GOAL:
Retype the records below word for word and omit any image.

-- start of ENTRIES SHOWN --

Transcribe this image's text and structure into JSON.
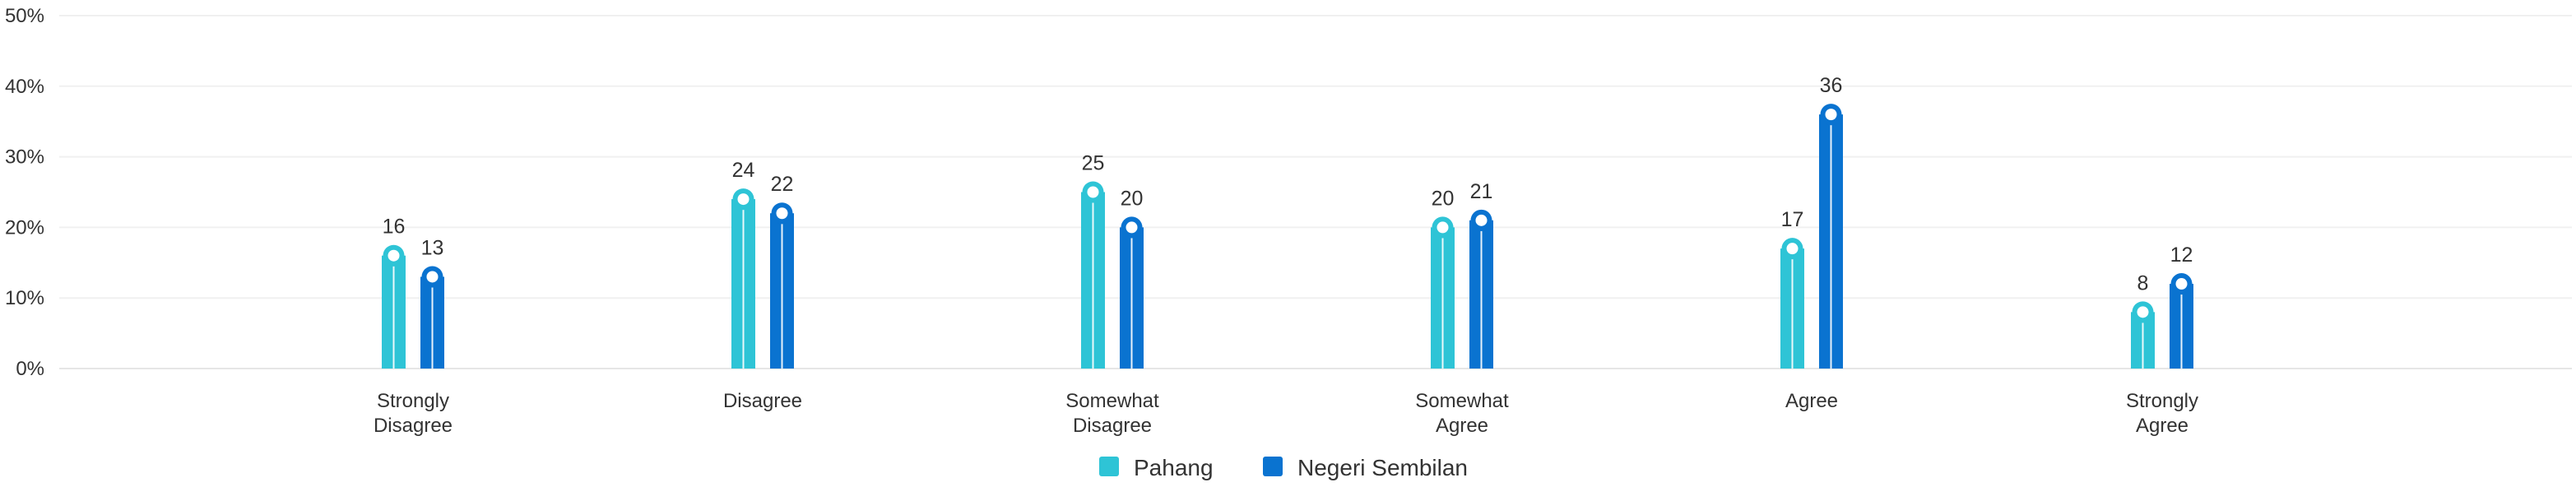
{
  "chart_data": {
    "type": "bar",
    "categories": [
      [
        "Strongly",
        "Disagree"
      ],
      [
        "Disagree"
      ],
      [
        "Somewhat",
        "Disagree"
      ],
      [
        "Somewhat",
        "Agree"
      ],
      [
        "Agree"
      ],
      [
        "Strongly",
        "Agree"
      ]
    ],
    "series": [
      {
        "name": "Pahang",
        "color": "#2ec4d6",
        "values": [
          16,
          24,
          25,
          20,
          17,
          8
        ]
      },
      {
        "name": "Negeri Sembilan",
        "color": "#0a73d0",
        "values": [
          13,
          22,
          20,
          21,
          36,
          12
        ]
      }
    ],
    "ylim": [
      0,
      50
    ],
    "yticks": [
      0,
      10,
      20,
      30,
      40,
      50
    ],
    "ytick_suffix": "%",
    "grid": true,
    "legend_position": "bottom-center",
    "title": "",
    "xlabel": "",
    "ylabel": ""
  }
}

-- end of ENTRIES SHOWN --

WRITTEN SOLUTION:
Transcribe this image's text and structure into JSON.
{
  "chart_data": {
    "type": "bar",
    "categories": [
      [
        "Strongly",
        "Disagree"
      ],
      [
        "Disagree"
      ],
      [
        "Somewhat",
        "Disagree"
      ],
      [
        "Somewhat",
        "Agree"
      ],
      [
        "Agree"
      ],
      [
        "Strongly",
        "Agree"
      ]
    ],
    "series": [
      {
        "name": "Pahang",
        "color": "#2ec4d6",
        "values": [
          16,
          24,
          25,
          20,
          17,
          8
        ]
      },
      {
        "name": "Negeri Sembilan",
        "color": "#0a73d0",
        "values": [
          13,
          22,
          20,
          21,
          36,
          12
        ]
      }
    ],
    "ylim": [
      0,
      50
    ],
    "yticks": [
      0,
      10,
      20,
      30,
      40,
      50
    ],
    "ytick_suffix": "%",
    "grid": true,
    "legend_position": "bottom-center",
    "title": "",
    "xlabel": "",
    "ylabel": ""
  }
}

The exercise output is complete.